## Information supplied
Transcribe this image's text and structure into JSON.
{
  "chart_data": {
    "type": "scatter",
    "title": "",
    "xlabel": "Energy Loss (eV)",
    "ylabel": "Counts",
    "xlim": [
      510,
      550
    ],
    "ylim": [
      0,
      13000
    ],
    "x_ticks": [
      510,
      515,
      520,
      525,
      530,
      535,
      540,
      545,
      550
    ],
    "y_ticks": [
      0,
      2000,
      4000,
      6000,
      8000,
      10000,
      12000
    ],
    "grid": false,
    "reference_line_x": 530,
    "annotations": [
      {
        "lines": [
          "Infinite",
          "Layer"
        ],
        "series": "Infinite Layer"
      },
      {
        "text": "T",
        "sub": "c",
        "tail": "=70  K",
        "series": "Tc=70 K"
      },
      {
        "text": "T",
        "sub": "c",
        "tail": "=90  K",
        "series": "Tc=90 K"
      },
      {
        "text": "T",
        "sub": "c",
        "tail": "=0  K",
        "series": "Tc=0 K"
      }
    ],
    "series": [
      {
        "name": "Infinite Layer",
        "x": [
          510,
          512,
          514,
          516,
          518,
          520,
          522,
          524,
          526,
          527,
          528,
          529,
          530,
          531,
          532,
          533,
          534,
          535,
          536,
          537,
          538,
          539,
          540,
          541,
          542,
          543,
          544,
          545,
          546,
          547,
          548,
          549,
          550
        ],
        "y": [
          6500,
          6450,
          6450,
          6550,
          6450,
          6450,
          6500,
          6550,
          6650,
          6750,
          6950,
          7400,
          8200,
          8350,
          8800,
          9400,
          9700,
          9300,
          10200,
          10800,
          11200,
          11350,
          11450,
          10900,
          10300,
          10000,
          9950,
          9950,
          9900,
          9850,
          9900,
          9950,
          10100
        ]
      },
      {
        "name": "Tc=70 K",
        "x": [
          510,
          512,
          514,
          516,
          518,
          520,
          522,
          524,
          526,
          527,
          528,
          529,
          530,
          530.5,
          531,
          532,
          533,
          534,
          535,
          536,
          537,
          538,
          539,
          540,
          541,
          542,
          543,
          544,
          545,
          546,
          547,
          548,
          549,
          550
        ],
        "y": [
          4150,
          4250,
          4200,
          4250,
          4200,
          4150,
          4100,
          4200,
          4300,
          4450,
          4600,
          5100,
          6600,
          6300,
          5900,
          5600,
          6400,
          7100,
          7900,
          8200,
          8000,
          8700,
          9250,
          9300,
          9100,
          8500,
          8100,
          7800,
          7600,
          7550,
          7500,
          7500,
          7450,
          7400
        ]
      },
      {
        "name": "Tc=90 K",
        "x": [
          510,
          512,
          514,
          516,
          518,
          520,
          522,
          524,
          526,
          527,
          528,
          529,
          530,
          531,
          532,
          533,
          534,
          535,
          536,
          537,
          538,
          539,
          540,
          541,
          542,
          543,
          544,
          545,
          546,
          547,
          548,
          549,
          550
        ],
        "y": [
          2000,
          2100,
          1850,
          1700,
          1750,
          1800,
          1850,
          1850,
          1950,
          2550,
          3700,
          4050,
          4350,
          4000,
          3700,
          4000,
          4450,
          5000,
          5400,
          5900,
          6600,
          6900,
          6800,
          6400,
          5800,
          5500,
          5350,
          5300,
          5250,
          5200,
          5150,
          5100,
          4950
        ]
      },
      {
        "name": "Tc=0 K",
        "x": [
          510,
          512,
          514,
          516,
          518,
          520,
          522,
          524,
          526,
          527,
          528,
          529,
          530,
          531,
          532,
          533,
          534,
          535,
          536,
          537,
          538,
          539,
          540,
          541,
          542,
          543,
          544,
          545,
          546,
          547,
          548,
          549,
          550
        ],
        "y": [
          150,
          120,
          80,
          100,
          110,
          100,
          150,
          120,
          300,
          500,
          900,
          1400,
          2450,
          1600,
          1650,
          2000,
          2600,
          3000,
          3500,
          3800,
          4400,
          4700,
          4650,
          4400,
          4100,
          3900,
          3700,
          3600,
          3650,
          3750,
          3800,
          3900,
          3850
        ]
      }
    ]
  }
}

## What to produce
Restate every line of the data word for word.

## Exercise answer
Transcribe this image's text and structure into JSON.
{
  "chart_data": {
    "type": "scatter",
    "title": "",
    "xlabel": "Energy Loss (eV)",
    "ylabel": "Counts",
    "xlim": [
      510,
      550
    ],
    "ylim": [
      0,
      13000
    ],
    "x_ticks": [
      510,
      515,
      520,
      525,
      530,
      535,
      540,
      545,
      550
    ],
    "y_ticks": [
      0,
      2000,
      4000,
      6000,
      8000,
      10000,
      12000
    ],
    "grid": false,
    "reference_line_x": 530,
    "annotations": [
      {
        "lines": [
          "Infinite",
          "Layer"
        ],
        "series": "Infinite Layer"
      },
      {
        "text": "T",
        "sub": "c",
        "tail": "=70  K",
        "series": "Tc=70 K"
      },
      {
        "text": "T",
        "sub": "c",
        "tail": "=90  K",
        "series": "Tc=90 K"
      },
      {
        "text": "T",
        "sub": "c",
        "tail": "=0  K",
        "series": "Tc=0 K"
      }
    ],
    "series": [
      {
        "name": "Infinite Layer",
        "x": [
          510,
          512,
          514,
          516,
          518,
          520,
          522,
          524,
          526,
          527,
          528,
          529,
          530,
          531,
          532,
          533,
          534,
          535,
          536,
          537,
          538,
          539,
          540,
          541,
          542,
          543,
          544,
          545,
          546,
          547,
          548,
          549,
          550
        ],
        "y": [
          6500,
          6450,
          6450,
          6550,
          6450,
          6450,
          6500,
          6550,
          6650,
          6750,
          6950,
          7400,
          8200,
          8350,
          8800,
          9400,
          9700,
          9300,
          10200,
          10800,
          11200,
          11350,
          11450,
          10900,
          10300,
          10000,
          9950,
          9950,
          9900,
          9850,
          9900,
          9950,
          10100
        ]
      },
      {
        "name": "Tc=70 K",
        "x": [
          510,
          512,
          514,
          516,
          518,
          520,
          522,
          524,
          526,
          527,
          528,
          529,
          530,
          530.5,
          531,
          532,
          533,
          534,
          535,
          536,
          537,
          538,
          539,
          540,
          541,
          542,
          543,
          544,
          545,
          546,
          547,
          548,
          549,
          550
        ],
        "y": [
          4150,
          4250,
          4200,
          4250,
          4200,
          4150,
          4100,
          4200,
          4300,
          4450,
          4600,
          5100,
          6600,
          6300,
          5900,
          5600,
          6400,
          7100,
          7900,
          8200,
          8000,
          8700,
          9250,
          9300,
          9100,
          8500,
          8100,
          7800,
          7600,
          7550,
          7500,
          7500,
          7450,
          7400
        ]
      },
      {
        "name": "Tc=90 K",
        "x": [
          510,
          512,
          514,
          516,
          518,
          520,
          522,
          524,
          526,
          527,
          528,
          529,
          530,
          531,
          532,
          533,
          534,
          535,
          536,
          537,
          538,
          539,
          540,
          541,
          542,
          543,
          544,
          545,
          546,
          547,
          548,
          549,
          550
        ],
        "y": [
          2000,
          2100,
          1850,
          1700,
          1750,
          1800,
          1850,
          1850,
          1950,
          2550,
          3700,
          4050,
          4350,
          4000,
          3700,
          4000,
          4450,
          5000,
          5400,
          5900,
          6600,
          6900,
          6800,
          6400,
          5800,
          5500,
          5350,
          5300,
          5250,
          5200,
          5150,
          5100,
          4950
        ]
      },
      {
        "name": "Tc=0 K",
        "x": [
          510,
          512,
          514,
          516,
          518,
          520,
          522,
          524,
          526,
          527,
          528,
          529,
          530,
          531,
          532,
          533,
          534,
          535,
          536,
          537,
          538,
          539,
          540,
          541,
          542,
          543,
          544,
          545,
          546,
          547,
          548,
          549,
          550
        ],
        "y": [
          150,
          120,
          80,
          100,
          110,
          100,
          150,
          120,
          300,
          500,
          900,
          1400,
          2450,
          1600,
          1650,
          2000,
          2600,
          3000,
          3500,
          3800,
          4400,
          4700,
          4650,
          4400,
          4100,
          3900,
          3700,
          3600,
          3650,
          3750,
          3800,
          3900,
          3850
        ]
      }
    ]
  }
}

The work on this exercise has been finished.